Pull out from the material below all lines with "JSON".

[Extracted records]
····················
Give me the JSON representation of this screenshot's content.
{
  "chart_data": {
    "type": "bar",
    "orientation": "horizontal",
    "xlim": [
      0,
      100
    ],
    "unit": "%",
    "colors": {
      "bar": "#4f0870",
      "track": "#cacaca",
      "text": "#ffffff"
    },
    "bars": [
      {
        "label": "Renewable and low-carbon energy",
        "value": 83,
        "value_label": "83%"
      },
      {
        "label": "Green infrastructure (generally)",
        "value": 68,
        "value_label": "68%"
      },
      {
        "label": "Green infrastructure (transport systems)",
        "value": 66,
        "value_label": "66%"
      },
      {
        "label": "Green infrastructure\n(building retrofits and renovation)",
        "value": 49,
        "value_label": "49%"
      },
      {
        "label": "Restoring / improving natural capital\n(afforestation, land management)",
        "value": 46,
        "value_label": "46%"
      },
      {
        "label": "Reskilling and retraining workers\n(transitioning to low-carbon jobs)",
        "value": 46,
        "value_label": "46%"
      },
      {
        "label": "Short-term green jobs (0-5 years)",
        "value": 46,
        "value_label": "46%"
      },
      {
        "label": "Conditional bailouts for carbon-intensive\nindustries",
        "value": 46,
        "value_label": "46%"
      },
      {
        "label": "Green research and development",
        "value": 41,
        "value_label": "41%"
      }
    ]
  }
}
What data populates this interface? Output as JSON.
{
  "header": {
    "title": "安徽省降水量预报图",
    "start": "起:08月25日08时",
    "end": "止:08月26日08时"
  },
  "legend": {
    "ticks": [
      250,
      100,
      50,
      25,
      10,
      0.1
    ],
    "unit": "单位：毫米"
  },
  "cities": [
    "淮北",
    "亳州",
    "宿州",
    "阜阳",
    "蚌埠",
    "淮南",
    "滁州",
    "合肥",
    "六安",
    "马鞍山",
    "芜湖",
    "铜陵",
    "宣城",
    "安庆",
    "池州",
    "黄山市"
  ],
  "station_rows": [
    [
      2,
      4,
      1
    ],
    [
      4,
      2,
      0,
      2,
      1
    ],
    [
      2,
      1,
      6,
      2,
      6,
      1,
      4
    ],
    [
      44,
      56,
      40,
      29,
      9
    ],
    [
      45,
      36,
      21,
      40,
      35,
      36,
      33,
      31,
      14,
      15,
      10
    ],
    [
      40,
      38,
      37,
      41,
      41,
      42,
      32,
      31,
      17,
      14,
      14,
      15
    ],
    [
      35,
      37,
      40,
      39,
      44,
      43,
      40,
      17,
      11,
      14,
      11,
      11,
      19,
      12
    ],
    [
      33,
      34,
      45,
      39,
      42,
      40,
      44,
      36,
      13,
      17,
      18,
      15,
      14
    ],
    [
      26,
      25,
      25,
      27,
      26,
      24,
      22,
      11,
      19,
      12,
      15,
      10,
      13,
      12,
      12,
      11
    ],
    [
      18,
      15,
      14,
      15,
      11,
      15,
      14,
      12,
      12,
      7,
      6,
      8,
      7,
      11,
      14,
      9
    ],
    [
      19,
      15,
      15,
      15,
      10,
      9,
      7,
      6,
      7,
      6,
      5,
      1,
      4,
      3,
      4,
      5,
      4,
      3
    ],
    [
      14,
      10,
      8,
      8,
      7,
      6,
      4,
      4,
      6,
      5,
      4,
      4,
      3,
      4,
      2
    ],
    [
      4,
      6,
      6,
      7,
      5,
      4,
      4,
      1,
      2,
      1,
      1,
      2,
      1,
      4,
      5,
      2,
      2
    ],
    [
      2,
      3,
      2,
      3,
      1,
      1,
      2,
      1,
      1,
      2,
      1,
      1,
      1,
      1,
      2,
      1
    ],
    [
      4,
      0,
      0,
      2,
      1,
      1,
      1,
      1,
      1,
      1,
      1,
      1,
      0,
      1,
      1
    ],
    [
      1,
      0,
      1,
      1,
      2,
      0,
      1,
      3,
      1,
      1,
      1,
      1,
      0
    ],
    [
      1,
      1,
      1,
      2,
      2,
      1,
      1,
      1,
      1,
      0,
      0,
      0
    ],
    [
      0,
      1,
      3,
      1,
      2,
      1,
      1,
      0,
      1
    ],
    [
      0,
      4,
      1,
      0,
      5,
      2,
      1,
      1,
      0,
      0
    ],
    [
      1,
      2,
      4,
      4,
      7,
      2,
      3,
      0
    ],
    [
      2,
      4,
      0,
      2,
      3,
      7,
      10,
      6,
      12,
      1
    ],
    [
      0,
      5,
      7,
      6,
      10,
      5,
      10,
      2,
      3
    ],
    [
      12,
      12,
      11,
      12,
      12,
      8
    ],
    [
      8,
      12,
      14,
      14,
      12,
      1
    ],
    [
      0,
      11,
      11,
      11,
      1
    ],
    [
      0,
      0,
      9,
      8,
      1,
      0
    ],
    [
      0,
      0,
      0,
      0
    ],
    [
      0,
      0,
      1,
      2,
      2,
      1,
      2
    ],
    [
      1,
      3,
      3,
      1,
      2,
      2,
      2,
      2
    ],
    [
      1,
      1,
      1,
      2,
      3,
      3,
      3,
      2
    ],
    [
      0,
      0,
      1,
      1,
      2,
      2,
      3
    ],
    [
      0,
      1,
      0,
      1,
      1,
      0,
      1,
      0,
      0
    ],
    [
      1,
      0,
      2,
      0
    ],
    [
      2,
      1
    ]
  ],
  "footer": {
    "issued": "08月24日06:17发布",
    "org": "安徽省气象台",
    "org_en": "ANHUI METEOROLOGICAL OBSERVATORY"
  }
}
····················
* **REPLY**:
Give me the JSON representation of this screenshot's content.
What data populates this interface? Output as JSON.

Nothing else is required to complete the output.